Welcome to our gaming guide for Symphony of War: The Nephilim Saga! In this article, we will dive into the intricate details of building an army or squad in the game. Instead of providing a simple template to follow, we will explain the reasoning and strategies behind army building. By understanding the mechanics, you will have a better understanding of popular builds and be able to create a more versatile army that suits your playstyle.
Credentials
Definitely have a lot of room to improve, but suffice to say just clearing NG ludicrous stopped being that much of a challenge once I learnt to build my armies better.
Volley Mechanic (VERY Important)
Then units of the next type fires off the next volley until all of the units in that squad attacks once. We call this a round. The defender then takes a round, then the attackers takes a round, and so on.
Volley order in melee combat (credit to Xyranius and Advil_PM on discord):
- Pre-battle (such as Oracle and Everlasting Potion)
- Guns front row
- Guns mid row
- Guns back row
- Magic and dragons
- Ranged (including Ranger first attack crossbow)
- Light melee and samurai
- Heavy melee
- Risen
- Healers
When a volley happens, all participants will choose their target first, then they all attack.
So what does it matter?
When you have a 9 champions squad attack a triangle formation enemy squad, all 9 will waste their first attack on the singular frontline enemy, as target selection only happens before the start of each volley, not during.
To prevent this, you want to make sure your squad composes of units belonging to different volleys, or have different target selections, so they spread out their attacks or at least look before they chop.
Example 1: multiple volleys
2 mage, 3 heavy, 2 light.
This is a very powerful squad type, it oneshots most enemy units on player phase. You don’t need all 9 members, good traits nor good artifacts to oneshot enemy squads even on ludicrous.
Example 2: different target selection
Volley 1: 4 frontline attack, 2 back stabbers, 1 guile (aka any unit)
Volley 2: 5 fonrline attack, 1 back stabber, 1 guile
This is not a powerful squad by any means, as assassins are only useful on offense and General ragavi is mostly a defensive leader, but even still it does significantly better than a pure swordmaster General Ragavi squad or a pure assassin Kuroda squad.
You only need to replace one or two of the swordmasters with a heavy infantry for this to become a very powerful squad, despite the units mostly being in the light volley.
Example 3: what not to do
This squad will never kill a 3 row enemy squad unless you’re lucky with extra actions because each volley can only target enemy units not blocked by other enemy units in front. It will also leave both the mid and back row of the enemy squad alive to attack after the first volley.
This squad is a massive waste of both one of the most OP leader in the game and a lot of obsidians in the swordmasters.
Rounds: only important for ambushes
Each unit can participate in 1 or 2 rounds depending on unit type. Most units can take part in 2 rounds, with mages, unupgraded gunners, cannons and most healers only being able to take 1 rounds.
Stefen in particular has 3 attacks once he gets a shiny new sword, but he’s a special boy.
After every unit in the attacking squad participated in one of the volleys, the round finishes, and it’s the defending squad’s round, then the attacker round robin style.
Units with “extra action” may get a third attack and participate in an extra round. Executioner, desperation, having high morale, or being named Sybil may give that “extra action”.

(Requirements): From the army-building guide above, extract the passage starting with "Welcome to our" and going on through "my armies better.".

(Provided material):

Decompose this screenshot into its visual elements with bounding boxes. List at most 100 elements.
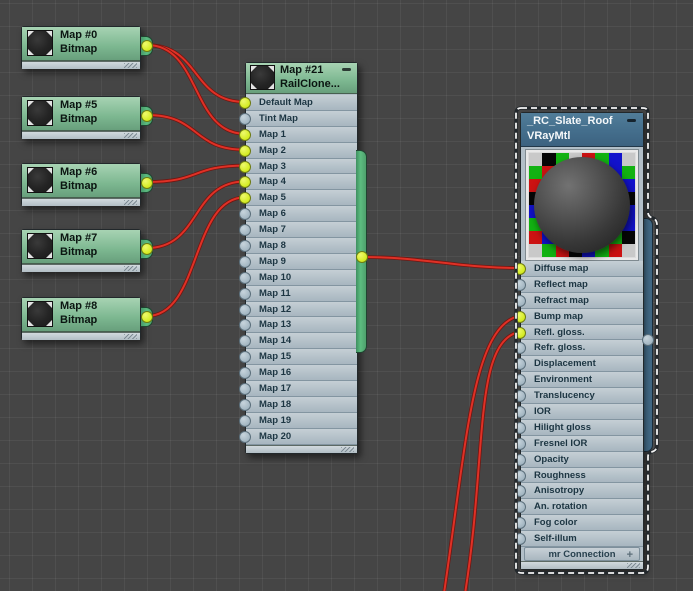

(The response):
Welcome to our gaming guide for Symphony of War: The Nephilim Saga! In this article, we will dive into the intricate details of building an army or squad in the game. Instead of providing a simple template to follow, we will explain the reasoning and strategies behind army building. By understanding the mechanics, you will have a better understanding of popular builds and be able to create a more versatile army that suits your playstyle.
Credentials
Definitely have a lot of room to improve, but suffice to say just clearing NG ludicrous stopped being that much of a challenge once I learnt to build my armies better.